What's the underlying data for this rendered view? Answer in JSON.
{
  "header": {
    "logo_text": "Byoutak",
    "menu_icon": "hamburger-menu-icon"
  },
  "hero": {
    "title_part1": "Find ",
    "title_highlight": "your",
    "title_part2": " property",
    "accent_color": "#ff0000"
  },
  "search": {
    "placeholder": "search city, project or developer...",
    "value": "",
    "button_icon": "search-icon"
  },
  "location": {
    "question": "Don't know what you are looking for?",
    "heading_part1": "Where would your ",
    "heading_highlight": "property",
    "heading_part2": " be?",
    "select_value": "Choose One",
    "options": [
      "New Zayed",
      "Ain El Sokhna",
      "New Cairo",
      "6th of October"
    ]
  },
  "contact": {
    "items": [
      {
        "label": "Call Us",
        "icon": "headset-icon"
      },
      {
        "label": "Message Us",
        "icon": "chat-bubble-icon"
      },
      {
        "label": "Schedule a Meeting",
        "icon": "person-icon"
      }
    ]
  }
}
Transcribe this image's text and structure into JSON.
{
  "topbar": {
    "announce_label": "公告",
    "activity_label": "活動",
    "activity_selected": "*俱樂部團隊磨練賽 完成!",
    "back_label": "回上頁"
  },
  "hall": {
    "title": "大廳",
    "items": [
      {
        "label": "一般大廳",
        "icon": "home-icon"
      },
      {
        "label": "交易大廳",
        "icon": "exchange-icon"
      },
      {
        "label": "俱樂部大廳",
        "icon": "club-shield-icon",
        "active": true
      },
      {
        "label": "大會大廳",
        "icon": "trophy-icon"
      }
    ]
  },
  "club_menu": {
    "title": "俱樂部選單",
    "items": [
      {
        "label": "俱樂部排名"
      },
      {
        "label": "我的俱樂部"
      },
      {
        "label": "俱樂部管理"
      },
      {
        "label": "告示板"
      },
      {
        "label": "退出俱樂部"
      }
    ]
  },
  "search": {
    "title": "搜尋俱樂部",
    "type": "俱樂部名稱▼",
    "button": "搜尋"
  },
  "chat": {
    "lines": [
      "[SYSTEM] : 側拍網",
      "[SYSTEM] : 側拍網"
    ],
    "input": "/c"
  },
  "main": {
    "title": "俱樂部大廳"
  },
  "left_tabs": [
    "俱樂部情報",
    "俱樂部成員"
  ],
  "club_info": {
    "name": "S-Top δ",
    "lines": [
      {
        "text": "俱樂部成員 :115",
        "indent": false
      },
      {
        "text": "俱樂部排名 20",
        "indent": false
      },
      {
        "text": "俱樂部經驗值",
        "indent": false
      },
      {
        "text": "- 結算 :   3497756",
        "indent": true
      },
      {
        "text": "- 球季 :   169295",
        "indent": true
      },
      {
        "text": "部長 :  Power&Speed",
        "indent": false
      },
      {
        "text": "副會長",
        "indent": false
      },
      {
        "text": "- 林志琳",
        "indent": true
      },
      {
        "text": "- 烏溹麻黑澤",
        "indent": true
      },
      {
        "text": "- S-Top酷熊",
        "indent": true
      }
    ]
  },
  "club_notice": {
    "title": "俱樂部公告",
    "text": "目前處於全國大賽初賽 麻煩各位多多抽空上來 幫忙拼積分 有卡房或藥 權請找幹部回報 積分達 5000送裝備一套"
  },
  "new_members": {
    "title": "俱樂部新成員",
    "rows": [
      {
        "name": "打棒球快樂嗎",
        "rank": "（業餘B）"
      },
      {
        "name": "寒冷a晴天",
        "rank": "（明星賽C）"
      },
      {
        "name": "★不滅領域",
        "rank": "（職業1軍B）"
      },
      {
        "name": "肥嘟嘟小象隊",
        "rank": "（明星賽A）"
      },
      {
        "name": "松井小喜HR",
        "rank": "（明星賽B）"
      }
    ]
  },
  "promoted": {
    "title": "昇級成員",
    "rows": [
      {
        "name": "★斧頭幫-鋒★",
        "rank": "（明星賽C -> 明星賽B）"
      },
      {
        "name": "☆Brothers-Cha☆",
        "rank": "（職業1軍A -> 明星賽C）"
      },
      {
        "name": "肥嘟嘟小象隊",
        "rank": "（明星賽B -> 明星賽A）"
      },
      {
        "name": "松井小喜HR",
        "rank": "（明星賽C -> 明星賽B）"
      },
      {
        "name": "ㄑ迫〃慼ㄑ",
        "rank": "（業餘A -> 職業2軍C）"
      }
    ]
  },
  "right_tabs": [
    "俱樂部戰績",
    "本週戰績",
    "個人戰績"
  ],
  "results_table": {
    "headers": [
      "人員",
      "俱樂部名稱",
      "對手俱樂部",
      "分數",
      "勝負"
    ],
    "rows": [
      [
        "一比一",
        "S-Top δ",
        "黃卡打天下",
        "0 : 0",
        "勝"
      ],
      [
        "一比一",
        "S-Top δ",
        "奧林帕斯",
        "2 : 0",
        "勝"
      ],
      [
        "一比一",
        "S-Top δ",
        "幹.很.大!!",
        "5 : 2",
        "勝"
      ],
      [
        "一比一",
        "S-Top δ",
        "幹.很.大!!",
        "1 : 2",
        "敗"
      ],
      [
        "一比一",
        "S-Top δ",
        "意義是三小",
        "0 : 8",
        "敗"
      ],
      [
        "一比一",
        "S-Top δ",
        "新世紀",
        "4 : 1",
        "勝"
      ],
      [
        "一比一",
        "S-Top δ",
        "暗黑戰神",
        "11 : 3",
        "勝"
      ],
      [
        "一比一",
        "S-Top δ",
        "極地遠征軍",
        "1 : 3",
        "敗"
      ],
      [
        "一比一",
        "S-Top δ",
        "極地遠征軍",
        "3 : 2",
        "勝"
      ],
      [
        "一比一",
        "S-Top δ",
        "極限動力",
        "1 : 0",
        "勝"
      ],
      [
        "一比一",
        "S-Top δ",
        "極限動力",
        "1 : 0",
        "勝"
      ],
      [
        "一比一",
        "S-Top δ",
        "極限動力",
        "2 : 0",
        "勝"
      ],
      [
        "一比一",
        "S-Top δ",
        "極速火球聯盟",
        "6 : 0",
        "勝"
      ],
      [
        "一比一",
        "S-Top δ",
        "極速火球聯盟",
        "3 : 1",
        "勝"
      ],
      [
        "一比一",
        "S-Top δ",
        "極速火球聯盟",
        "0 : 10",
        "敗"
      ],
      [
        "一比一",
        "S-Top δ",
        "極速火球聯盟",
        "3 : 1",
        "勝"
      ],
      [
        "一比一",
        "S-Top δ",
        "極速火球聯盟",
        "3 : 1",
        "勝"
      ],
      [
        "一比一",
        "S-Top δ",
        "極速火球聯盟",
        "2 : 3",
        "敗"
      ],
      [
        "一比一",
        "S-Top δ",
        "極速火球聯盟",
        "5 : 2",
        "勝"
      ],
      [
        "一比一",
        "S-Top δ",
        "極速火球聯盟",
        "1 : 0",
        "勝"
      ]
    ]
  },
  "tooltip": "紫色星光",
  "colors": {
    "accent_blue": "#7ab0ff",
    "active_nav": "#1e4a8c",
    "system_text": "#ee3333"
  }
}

########################################

» **Goal**
Scan the material and collect every line that contains "your".

» **Written answer**
    "title_highlight": "your",
    "heading_part1": "Where would your ",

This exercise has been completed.